▸ Dataset rows:

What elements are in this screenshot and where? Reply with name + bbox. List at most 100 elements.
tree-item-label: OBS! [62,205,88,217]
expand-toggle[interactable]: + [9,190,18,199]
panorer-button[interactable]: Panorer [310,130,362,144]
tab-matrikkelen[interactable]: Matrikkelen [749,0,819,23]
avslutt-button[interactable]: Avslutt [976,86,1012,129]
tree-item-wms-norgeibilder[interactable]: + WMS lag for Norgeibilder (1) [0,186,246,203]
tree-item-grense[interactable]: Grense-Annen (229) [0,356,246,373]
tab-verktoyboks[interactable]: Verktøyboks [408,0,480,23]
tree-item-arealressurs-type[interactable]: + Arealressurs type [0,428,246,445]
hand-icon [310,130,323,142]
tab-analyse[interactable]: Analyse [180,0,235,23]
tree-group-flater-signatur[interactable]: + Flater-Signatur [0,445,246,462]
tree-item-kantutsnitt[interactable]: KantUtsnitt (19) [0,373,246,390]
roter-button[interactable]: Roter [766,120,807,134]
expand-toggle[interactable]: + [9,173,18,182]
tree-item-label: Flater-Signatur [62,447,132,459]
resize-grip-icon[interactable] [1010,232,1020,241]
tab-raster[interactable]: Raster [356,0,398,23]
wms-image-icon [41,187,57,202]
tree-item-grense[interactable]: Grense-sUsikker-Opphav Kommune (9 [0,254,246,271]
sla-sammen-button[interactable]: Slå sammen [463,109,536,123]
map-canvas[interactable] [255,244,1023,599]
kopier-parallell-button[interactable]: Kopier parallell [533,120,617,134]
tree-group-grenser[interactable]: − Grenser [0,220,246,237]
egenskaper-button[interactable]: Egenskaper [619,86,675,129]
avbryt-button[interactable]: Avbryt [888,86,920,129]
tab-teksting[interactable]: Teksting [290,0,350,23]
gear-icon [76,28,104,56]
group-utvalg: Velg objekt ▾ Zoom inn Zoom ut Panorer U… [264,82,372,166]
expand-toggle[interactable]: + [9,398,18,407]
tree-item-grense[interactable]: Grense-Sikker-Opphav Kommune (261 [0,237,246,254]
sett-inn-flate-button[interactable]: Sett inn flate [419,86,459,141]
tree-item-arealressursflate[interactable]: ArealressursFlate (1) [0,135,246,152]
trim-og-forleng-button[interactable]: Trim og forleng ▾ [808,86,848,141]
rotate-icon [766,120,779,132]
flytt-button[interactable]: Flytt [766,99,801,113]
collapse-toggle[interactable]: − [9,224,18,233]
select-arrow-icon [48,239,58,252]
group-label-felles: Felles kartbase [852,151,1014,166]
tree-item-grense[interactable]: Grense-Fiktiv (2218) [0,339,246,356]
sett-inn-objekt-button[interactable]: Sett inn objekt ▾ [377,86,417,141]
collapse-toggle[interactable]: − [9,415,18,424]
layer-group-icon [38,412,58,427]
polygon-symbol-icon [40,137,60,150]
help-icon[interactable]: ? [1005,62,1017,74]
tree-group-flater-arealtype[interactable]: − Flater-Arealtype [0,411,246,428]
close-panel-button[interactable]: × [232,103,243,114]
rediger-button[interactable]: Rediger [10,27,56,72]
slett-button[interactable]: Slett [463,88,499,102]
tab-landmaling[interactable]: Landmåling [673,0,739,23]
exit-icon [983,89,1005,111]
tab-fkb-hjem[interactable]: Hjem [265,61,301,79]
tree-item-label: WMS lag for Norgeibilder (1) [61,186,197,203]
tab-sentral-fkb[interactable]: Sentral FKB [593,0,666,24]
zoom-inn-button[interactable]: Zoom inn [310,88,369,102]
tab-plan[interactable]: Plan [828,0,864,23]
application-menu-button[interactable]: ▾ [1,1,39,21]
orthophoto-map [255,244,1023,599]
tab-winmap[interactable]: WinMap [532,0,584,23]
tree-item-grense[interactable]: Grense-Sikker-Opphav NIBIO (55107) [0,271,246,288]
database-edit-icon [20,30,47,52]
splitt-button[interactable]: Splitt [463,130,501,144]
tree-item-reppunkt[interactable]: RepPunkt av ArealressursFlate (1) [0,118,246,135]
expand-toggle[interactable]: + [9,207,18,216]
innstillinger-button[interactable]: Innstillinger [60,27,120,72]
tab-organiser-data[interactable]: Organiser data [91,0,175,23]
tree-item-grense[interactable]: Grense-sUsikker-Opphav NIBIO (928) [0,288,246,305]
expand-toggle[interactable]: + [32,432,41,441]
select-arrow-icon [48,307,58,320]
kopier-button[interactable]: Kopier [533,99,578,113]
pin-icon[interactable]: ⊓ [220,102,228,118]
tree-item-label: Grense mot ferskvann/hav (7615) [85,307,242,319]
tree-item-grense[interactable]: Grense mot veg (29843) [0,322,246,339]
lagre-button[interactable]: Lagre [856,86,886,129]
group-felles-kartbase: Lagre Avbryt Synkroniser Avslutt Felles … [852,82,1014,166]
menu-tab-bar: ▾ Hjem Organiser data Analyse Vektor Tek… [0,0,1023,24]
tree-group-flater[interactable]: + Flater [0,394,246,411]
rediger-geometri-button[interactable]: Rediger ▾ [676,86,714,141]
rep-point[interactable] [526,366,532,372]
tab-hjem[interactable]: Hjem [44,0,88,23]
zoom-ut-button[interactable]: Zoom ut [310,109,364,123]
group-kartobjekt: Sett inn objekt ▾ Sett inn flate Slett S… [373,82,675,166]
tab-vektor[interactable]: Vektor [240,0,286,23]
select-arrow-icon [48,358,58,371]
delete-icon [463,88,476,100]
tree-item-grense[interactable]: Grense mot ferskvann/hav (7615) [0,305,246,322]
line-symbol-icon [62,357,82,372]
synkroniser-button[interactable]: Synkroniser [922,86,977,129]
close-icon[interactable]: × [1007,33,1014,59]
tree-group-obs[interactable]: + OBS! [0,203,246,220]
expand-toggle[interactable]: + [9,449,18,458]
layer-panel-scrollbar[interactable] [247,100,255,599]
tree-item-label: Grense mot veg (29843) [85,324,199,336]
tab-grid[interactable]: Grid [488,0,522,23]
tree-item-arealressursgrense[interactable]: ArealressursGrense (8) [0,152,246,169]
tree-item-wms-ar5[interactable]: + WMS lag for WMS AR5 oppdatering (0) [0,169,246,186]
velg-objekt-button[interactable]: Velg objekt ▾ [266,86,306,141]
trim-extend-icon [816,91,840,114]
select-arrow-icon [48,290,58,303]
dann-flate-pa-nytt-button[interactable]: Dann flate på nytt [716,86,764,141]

▸ Brief:
Copy every row above without changing anything.

▸ Expected output:
What elements are in this screenshot and where? Reply with name + bbox. List at most 100 elements.
tree-item-label: OBS! [62,205,88,217]
expand-toggle[interactable]: + [9,190,18,199]
panorer-button[interactable]: Panorer [310,130,362,144]
tab-matrikkelen[interactable]: Matrikkelen [749,0,819,23]
avslutt-button[interactable]: Avslutt [976,86,1012,129]
tree-item-wms-norgeibilder[interactable]: + WMS lag for Norgeibilder (1) [0,186,246,203]
tree-item-grense[interactable]: Grense-Annen (229) [0,356,246,373]
tab-verktoyboks[interactable]: Verktøyboks [408,0,480,23]
tree-item-arealressurs-type[interactable]: + Arealressurs type [0,428,246,445]
hand-icon [310,130,323,142]
tab-analyse[interactable]: Analyse [180,0,235,23]
tree-group-flater-signatur[interactable]: + Flater-Signatur [0,445,246,462]
tree-item-kantutsnitt[interactable]: KantUtsnitt (19) [0,373,246,390]
roter-button[interactable]: Roter [766,120,807,134]
expand-toggle[interactable]: + [9,173,18,182]
tree-item-label: Flater-Signatur [62,447,132,459]
resize-grip-icon[interactable] [1010,232,1020,241]
tab-raster[interactable]: Raster [356,0,398,23]
wms-image-icon [41,187,57,202]
tree-item-grense[interactable]: Grense-sUsikker-Opphav Kommune (9 [0,254,246,271]
sla-sammen-button[interactable]: Slå sammen [463,109,536,123]
map-canvas[interactable] [255,244,1023,599]
kopier-parallell-button[interactable]: Kopier parallell [533,120,617,134]
tree-group-grenser[interactable]: − Grenser [0,220,246,237]
egenskaper-button[interactable]: Egenskaper [619,86,675,129]
avbryt-button[interactable]: Avbryt [888,86,920,129]
tab-teksting[interactable]: Teksting [290,0,350,23]
gear-icon [76,28,104,56]
group-utvalg: Velg objekt ▾ Zoom inn Zoom ut Panorer U… [264,82,372,166]
expand-toggle[interactable]: + [9,398,18,407]
tree-item-grense[interactable]: Grense-Sikker-Opphav Kommune (261 [0,237,246,254]
sett-inn-flate-button[interactable]: Sett inn flate [419,86,459,141]
tree-item-arealressursflate[interactable]: ArealressursFlate (1) [0,135,246,152]
trim-og-forleng-button[interactable]: Trim og forleng ▾ [808,86,848,141]
rotate-icon [766,120,779,132]
flytt-button[interactable]: Flytt [766,99,801,113]
collapse-toggle[interactable]: − [9,224,18,233]
select-arrow-icon [48,239,58,252]
group-label-felles: Felles kartbase [852,151,1014,166]
tree-item-grense[interactable]: Grense-Fiktiv (2218) [0,339,246,356]
sett-inn-objekt-button[interactable]: Sett inn objekt ▾ [377,86,417,141]
collapse-toggle[interactable]: − [9,415,18,424]
layer-group-icon [38,412,58,427]
polygon-symbol-icon [40,137,60,150]
help-icon[interactable]: ? [1005,62,1017,74]
tree-group-flater-arealtype[interactable]: − Flater-Arealtype [0,411,246,428]
close-panel-button[interactable]: × [232,103,243,114]
rediger-button[interactable]: Rediger [10,27,56,72]
slett-button[interactable]: Slett [463,88,499,102]
tab-landmaling[interactable]: Landmåling [673,0,739,23]
exit-icon [983,89,1005,111]
tab-fkb-hjem[interactable]: Hjem [265,61,301,79]
tree-item-label: WMS lag for Norgeibilder (1) [61,186,197,203]
tab-sentral-fkb[interactable]: Sentral FKB [593,0,666,24]
zoom-inn-button[interactable]: Zoom inn [310,88,369,102]
tab-plan[interactable]: Plan [828,0,864,23]
application-menu-button[interactable]: ▾ [1,1,39,21]
orthophoto-map [255,244,1023,599]
tab-winmap[interactable]: WinMap [532,0,584,23]
tree-item-grense[interactable]: Grense-Sikker-Opphav NIBIO (55107) [0,271,246,288]
database-edit-icon [20,30,47,52]
splitt-button[interactable]: Splitt [463,130,501,144]
tree-item-reppunkt[interactable]: RepPunkt av ArealressursFlate (1) [0,118,246,135]
expand-toggle[interactable]: + [9,207,18,216]
innstillinger-button[interactable]: Innstillinger [60,27,120,72]
tab-organiser-data[interactable]: Organiser data [91,0,175,23]
tree-item-grense[interactable]: Grense-sUsikker-Opphav NIBIO (928) [0,288,246,305]
expand-toggle[interactable]: + [32,432,41,441]
select-arrow-icon [48,307,58,320]
kopier-button[interactable]: Kopier [533,99,578,113]
pin-icon[interactable]: ⊓ [220,102,228,118]
tree-item-label: Grense mot ferskvann/hav (7615) [85,307,242,319]
tree-item-grense[interactable]: Grense mot veg (29843) [0,322,246,339]
lagre-button[interactable]: Lagre [856,86,886,129]
group-felles-kartbase: Lagre Avbryt Synkroniser Avslutt Felles … [852,82,1014,166]
menu-tab-bar: ▾ Hjem Organiser data Analyse Vektor Tek… [0,0,1023,24]
tree-group-flater[interactable]: + Flater [0,394,246,411]
rediger-geometri-button[interactable]: Rediger ▾ [676,86,714,141]
rep-point[interactable] [526,366,532,372]
tab-hjem[interactable]: Hjem [44,0,88,23]
zoom-ut-button[interactable]: Zoom ut [310,109,364,123]
group-kartobjekt: Sett inn objekt ▾ Sett inn flate Slett S… [373,82,675,166]
tab-vektor[interactable]: Vektor [240,0,286,23]
select-arrow-icon [48,358,58,371]
delete-icon [463,88,476,100]
tree-item-grense[interactable]: Grense mot ferskvann/hav (7615) [0,305,246,322]
line-symbol-icon [62,357,82,372]
synkroniser-button[interactable]: Synkroniser [922,86,977,129]
close-icon[interactable]: × [1007,33,1014,59]
tree-group-obs[interactable]: + OBS! [0,203,246,220]
expand-toggle[interactable]: + [9,449,18,458]
layer-panel-scrollbar[interactable] [247,100,255,599]
tree-item-label: Grense mot veg (29843) [85,324,199,336]
tab-grid[interactable]: Grid [488,0,522,23]
tree-item-arealressursgrense[interactable]: ArealressursGrense (8) [0,152,246,169]
tree-item-wms-ar5[interactable]: + WMS lag for WMS AR5 oppdatering (0) [0,169,246,186]
velg-objekt-button[interactable]: Velg objekt ▾ [266,86,306,141]
trim-extend-icon [816,91,840,114]
select-arrow-icon [48,290,58,303]
dann-flate-pa-nytt-button[interactable]: Dann flate på nytt [716,86,764,141]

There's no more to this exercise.